# start of DATA LISTING
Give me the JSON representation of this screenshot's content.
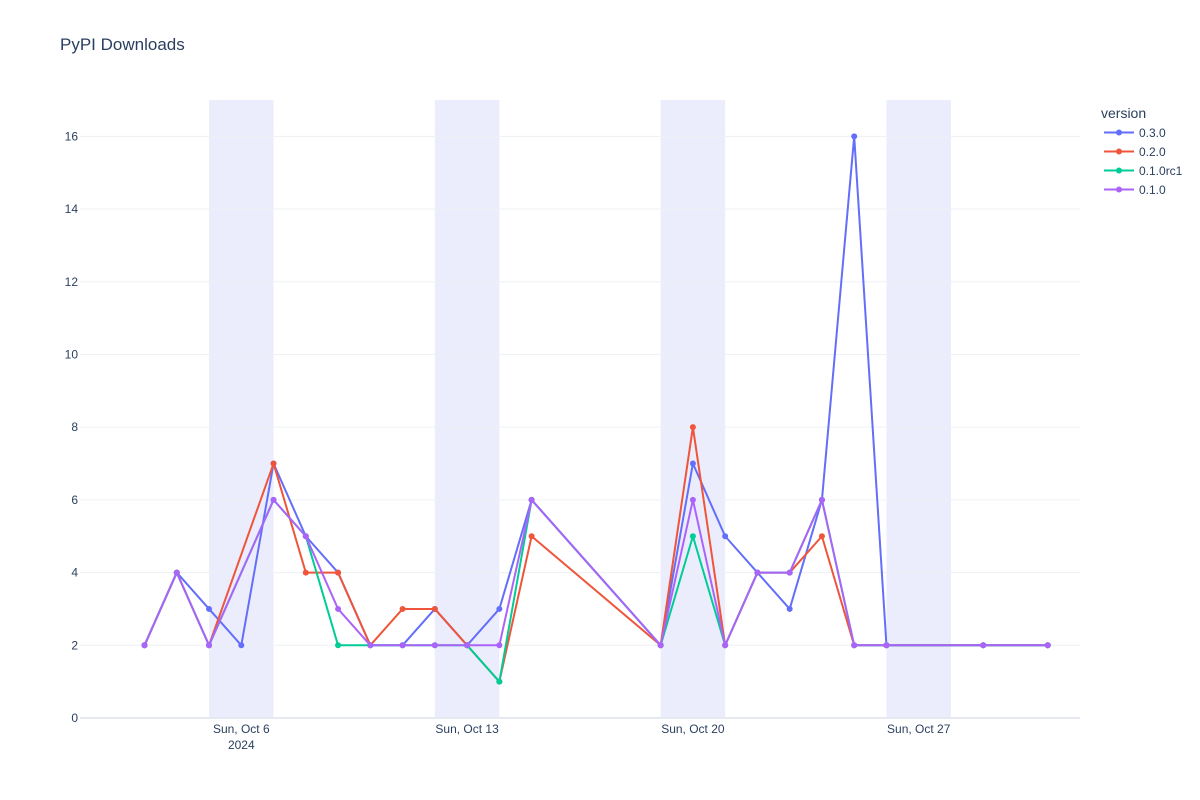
{
  "chart_data": {
    "type": "line",
    "title": "PyPI Downloads",
    "xlabel": "",
    "ylabel": "",
    "ylim": [
      0,
      17
    ],
    "y_ticks": [
      0,
      2,
      4,
      6,
      8,
      10,
      12,
      14,
      16
    ],
    "x_range": [
      "2024-10-01",
      "2024-11-01"
    ],
    "x_ticks": [
      {
        "date": "2024-10-06",
        "label": "Sun, Oct 6",
        "sublabel": "2024"
      },
      {
        "date": "2024-10-13",
        "label": "Sun, Oct 13",
        "sublabel": ""
      },
      {
        "date": "2024-10-20",
        "label": "Sun, Oct 20",
        "sublabel": ""
      },
      {
        "date": "2024-10-27",
        "label": "Sun, Oct 27",
        "sublabel": ""
      }
    ],
    "weekend_bands": [
      [
        "2024-10-05",
        "2024-10-07"
      ],
      [
        "2024-10-12",
        "2024-10-14"
      ],
      [
        "2024-10-19",
        "2024-10-21"
      ],
      [
        "2024-10-26",
        "2024-10-28"
      ]
    ],
    "grid": true,
    "legend_title": "version",
    "legend_position": "top-right",
    "series": [
      {
        "name": "0.3.0",
        "color": "#636efa",
        "points": [
          [
            "2024-10-03",
            2
          ],
          [
            "2024-10-04",
            4
          ],
          [
            "2024-10-05",
            3
          ],
          [
            "2024-10-06",
            2
          ],
          [
            "2024-10-07",
            7
          ],
          [
            "2024-10-08",
            5
          ],
          [
            "2024-10-09",
            4
          ],
          [
            "2024-10-10",
            2
          ],
          [
            "2024-10-11",
            2
          ],
          [
            "2024-10-12",
            3
          ],
          [
            "2024-10-13",
            2
          ],
          [
            "2024-10-14",
            3
          ],
          [
            "2024-10-15",
            6
          ],
          [
            "2024-10-19",
            2
          ],
          [
            "2024-10-20",
            7
          ],
          [
            "2024-10-21",
            5
          ],
          [
            "2024-10-22",
            4
          ],
          [
            "2024-10-23",
            3
          ],
          [
            "2024-10-24",
            6
          ],
          [
            "2024-10-25",
            16
          ],
          [
            "2024-10-26",
            2
          ],
          [
            "2024-10-29",
            2
          ],
          [
            "2024-10-31",
            2
          ]
        ]
      },
      {
        "name": "0.2.0",
        "color": "#ef553b",
        "points": [
          [
            "2024-10-03",
            2
          ],
          [
            "2024-10-04",
            4
          ],
          [
            "2024-10-05",
            2
          ],
          [
            "2024-10-07",
            7
          ],
          [
            "2024-10-08",
            4
          ],
          [
            "2024-10-09",
            4
          ],
          [
            "2024-10-10",
            2
          ],
          [
            "2024-10-11",
            3
          ],
          [
            "2024-10-12",
            3
          ],
          [
            "2024-10-13",
            2
          ],
          [
            "2024-10-14",
            1
          ],
          [
            "2024-10-15",
            5
          ],
          [
            "2024-10-19",
            2
          ],
          [
            "2024-10-20",
            8
          ],
          [
            "2024-10-21",
            2
          ],
          [
            "2024-10-22",
            4
          ],
          [
            "2024-10-23",
            4
          ],
          [
            "2024-10-24",
            5
          ],
          [
            "2024-10-25",
            2
          ],
          [
            "2024-10-26",
            2
          ],
          [
            "2024-10-29",
            2
          ],
          [
            "2024-10-31",
            2
          ]
        ]
      },
      {
        "name": "0.1.0rc1",
        "color": "#00cc96",
        "points": [
          [
            "2024-10-03",
            2
          ],
          [
            "2024-10-04",
            4
          ],
          [
            "2024-10-05",
            2
          ],
          [
            "2024-10-07",
            6
          ],
          [
            "2024-10-08",
            5
          ],
          [
            "2024-10-09",
            2
          ],
          [
            "2024-10-10",
            2
          ],
          [
            "2024-10-11",
            2
          ],
          [
            "2024-10-12",
            2
          ],
          [
            "2024-10-13",
            2
          ],
          [
            "2024-10-14",
            1
          ],
          [
            "2024-10-15",
            6
          ],
          [
            "2024-10-19",
            2
          ],
          [
            "2024-10-20",
            5
          ],
          [
            "2024-10-21",
            2
          ],
          [
            "2024-10-22",
            4
          ],
          [
            "2024-10-23",
            4
          ],
          [
            "2024-10-24",
            6
          ],
          [
            "2024-10-25",
            2
          ],
          [
            "2024-10-26",
            2
          ],
          [
            "2024-10-29",
            2
          ],
          [
            "2024-10-31",
            2
          ]
        ]
      },
      {
        "name": "0.1.0",
        "color": "#ab63fa",
        "points": [
          [
            "2024-10-03",
            2
          ],
          [
            "2024-10-04",
            4
          ],
          [
            "2024-10-05",
            2
          ],
          [
            "2024-10-07",
            6
          ],
          [
            "2024-10-08",
            5
          ],
          [
            "2024-10-09",
            3
          ],
          [
            "2024-10-10",
            2
          ],
          [
            "2024-10-11",
            2
          ],
          [
            "2024-10-12",
            2
          ],
          [
            "2024-10-13",
            2
          ],
          [
            "2024-10-14",
            2
          ],
          [
            "2024-10-15",
            6
          ],
          [
            "2024-10-19",
            2
          ],
          [
            "2024-10-20",
            6
          ],
          [
            "2024-10-21",
            2
          ],
          [
            "2024-10-22",
            4
          ],
          [
            "2024-10-23",
            4
          ],
          [
            "2024-10-24",
            6
          ],
          [
            "2024-10-25",
            2
          ],
          [
            "2024-10-26",
            2
          ],
          [
            "2024-10-29",
            2
          ],
          [
            "2024-10-31",
            2
          ]
        ]
      }
    ]
  }
}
# end of DATA LISTING
§ **INSTRUCTION**
The string "date" may appear in lines of the listing above; tally those lines and give the number only.

§ **CORRECT OUTPUT**
4